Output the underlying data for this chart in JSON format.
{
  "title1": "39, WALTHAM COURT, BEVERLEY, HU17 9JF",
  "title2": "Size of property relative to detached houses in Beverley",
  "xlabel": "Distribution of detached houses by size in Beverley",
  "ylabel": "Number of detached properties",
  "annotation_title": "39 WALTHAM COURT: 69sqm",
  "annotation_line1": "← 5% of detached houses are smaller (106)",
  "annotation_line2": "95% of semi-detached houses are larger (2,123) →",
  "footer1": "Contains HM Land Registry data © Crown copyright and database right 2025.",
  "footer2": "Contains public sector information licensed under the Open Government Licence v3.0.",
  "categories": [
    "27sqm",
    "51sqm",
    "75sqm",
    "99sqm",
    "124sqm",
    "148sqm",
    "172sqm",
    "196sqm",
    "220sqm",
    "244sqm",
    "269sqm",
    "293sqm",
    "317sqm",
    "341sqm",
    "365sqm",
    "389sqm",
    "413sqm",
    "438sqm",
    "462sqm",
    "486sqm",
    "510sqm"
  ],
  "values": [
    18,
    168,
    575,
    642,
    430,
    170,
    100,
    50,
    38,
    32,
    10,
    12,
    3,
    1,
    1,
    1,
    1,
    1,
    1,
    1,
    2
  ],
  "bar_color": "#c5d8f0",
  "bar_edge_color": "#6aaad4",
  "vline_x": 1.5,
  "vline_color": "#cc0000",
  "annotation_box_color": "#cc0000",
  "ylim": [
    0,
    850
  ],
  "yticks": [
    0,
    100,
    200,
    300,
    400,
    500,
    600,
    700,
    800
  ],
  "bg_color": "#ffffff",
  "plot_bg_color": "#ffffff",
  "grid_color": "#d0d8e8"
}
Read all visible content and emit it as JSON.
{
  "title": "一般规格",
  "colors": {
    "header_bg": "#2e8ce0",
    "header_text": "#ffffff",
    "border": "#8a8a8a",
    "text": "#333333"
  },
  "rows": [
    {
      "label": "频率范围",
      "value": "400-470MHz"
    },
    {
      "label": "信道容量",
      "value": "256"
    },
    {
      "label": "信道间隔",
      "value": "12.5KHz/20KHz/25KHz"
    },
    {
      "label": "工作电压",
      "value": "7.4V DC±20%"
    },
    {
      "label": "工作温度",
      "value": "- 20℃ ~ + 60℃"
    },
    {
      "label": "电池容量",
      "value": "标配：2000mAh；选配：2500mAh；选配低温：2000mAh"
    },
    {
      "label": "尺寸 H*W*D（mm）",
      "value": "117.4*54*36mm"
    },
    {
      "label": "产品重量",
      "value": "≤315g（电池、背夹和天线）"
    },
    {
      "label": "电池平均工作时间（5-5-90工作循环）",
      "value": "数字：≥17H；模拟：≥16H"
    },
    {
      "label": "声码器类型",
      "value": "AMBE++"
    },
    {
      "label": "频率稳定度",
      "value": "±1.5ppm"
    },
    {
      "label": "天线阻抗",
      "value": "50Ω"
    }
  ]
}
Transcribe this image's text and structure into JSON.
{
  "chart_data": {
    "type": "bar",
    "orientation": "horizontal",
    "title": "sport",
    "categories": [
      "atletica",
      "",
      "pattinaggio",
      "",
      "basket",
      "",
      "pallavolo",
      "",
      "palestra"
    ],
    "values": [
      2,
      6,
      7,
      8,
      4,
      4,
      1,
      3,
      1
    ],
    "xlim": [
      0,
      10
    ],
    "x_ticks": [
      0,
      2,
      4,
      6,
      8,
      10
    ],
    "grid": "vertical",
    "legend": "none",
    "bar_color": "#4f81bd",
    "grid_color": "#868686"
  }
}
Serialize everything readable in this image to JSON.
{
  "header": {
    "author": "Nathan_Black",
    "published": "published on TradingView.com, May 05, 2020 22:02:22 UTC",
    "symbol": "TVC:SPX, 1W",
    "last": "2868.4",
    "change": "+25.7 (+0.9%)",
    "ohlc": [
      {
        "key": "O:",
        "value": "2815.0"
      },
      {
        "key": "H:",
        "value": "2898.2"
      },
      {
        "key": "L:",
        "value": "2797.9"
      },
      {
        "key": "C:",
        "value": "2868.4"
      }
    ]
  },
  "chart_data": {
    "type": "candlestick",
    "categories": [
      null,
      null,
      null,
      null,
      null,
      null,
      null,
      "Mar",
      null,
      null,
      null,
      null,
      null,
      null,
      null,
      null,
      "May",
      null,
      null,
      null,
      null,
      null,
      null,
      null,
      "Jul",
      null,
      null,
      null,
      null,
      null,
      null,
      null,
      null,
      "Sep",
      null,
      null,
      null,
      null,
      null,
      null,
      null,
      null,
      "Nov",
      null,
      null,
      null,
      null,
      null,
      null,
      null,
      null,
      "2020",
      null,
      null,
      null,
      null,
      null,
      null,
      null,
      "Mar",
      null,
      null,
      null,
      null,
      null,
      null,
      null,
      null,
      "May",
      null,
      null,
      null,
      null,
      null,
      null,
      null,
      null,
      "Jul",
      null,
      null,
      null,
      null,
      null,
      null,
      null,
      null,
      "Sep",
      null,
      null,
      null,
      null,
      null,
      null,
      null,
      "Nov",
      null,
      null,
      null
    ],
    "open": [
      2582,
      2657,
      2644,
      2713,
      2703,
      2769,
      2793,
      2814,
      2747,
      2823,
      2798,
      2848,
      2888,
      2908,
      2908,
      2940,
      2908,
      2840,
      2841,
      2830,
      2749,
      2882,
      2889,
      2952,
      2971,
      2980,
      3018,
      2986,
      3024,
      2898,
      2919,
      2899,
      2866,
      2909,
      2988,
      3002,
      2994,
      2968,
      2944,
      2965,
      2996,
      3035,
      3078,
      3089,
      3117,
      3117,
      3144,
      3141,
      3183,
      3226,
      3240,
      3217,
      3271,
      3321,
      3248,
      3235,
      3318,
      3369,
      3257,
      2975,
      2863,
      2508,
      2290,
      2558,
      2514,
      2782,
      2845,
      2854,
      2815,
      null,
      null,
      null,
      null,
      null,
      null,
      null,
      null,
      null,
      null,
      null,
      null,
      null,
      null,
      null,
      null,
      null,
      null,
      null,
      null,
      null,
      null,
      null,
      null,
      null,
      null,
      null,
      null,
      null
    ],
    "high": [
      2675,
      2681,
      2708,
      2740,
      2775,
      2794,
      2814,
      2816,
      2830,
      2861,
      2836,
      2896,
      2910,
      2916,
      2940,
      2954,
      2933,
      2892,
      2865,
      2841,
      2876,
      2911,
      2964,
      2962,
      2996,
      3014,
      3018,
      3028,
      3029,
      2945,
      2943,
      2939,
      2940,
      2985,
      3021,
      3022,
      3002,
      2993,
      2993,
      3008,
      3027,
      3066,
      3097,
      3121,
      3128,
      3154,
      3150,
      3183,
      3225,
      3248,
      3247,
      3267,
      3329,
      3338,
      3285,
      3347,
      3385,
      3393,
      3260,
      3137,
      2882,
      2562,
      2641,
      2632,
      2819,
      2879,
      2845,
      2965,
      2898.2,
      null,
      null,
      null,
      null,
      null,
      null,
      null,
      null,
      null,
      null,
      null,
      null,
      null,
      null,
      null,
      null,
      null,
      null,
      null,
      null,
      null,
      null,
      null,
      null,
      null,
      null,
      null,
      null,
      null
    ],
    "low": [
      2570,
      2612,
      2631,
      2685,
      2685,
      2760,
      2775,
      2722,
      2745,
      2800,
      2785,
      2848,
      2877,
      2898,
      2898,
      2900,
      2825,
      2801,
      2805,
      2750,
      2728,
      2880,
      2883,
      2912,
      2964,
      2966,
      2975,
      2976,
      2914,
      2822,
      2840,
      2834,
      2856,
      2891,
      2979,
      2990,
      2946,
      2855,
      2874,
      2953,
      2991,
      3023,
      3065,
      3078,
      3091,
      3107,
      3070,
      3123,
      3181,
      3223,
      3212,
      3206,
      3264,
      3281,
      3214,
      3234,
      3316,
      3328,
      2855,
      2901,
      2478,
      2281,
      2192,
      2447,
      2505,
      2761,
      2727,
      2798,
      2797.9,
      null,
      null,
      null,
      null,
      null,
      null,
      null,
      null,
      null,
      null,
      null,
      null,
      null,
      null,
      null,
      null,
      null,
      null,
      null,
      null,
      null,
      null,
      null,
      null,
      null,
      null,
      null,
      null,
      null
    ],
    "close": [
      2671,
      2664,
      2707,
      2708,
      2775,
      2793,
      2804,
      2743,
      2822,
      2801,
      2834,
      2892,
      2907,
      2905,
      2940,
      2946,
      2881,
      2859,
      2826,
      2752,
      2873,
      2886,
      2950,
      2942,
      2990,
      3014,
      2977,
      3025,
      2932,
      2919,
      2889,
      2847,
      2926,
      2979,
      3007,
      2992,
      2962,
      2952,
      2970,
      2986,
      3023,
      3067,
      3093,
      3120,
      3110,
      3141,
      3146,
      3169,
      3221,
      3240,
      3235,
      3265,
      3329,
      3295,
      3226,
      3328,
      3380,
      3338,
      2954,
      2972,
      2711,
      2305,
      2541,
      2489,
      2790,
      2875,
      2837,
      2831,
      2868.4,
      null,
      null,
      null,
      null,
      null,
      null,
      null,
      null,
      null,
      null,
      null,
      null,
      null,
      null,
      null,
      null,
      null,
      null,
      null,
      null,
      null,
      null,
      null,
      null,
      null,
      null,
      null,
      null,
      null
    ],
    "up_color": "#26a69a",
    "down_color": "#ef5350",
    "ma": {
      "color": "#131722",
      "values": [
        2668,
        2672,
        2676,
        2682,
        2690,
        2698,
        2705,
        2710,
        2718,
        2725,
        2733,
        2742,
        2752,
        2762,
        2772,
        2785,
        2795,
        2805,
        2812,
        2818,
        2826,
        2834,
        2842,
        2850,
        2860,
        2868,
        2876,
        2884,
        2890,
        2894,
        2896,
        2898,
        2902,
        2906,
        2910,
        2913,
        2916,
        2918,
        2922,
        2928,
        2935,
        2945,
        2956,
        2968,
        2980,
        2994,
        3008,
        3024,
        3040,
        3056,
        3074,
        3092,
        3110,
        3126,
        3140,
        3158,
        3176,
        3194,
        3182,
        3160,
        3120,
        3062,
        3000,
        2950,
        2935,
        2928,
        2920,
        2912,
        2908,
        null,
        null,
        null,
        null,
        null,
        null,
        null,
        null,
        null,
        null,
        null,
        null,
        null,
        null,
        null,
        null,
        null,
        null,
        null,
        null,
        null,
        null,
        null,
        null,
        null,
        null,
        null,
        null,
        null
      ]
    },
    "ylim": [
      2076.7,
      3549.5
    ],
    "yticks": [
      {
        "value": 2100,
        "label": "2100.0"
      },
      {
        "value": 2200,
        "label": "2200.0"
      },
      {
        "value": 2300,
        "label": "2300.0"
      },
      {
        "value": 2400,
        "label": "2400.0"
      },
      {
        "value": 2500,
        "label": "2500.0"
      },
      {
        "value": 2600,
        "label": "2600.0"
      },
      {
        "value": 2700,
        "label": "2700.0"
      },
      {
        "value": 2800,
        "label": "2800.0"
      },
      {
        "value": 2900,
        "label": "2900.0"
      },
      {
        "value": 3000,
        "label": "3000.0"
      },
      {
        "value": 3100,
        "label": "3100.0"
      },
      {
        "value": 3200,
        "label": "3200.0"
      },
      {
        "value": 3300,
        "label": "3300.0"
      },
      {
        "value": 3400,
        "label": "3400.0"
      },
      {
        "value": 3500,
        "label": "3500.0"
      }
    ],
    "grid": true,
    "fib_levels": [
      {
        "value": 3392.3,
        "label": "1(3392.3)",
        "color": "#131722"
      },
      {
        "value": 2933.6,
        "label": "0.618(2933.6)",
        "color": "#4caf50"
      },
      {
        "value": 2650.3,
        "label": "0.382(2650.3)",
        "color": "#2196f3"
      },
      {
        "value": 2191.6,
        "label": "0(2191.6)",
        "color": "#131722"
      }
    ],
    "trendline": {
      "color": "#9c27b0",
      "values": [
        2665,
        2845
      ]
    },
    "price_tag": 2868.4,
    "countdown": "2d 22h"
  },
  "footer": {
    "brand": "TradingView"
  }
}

__Exercise aim__:
Count the lines that hold the string "TradingView" and state that number alone.

__Response for this exercise__:
2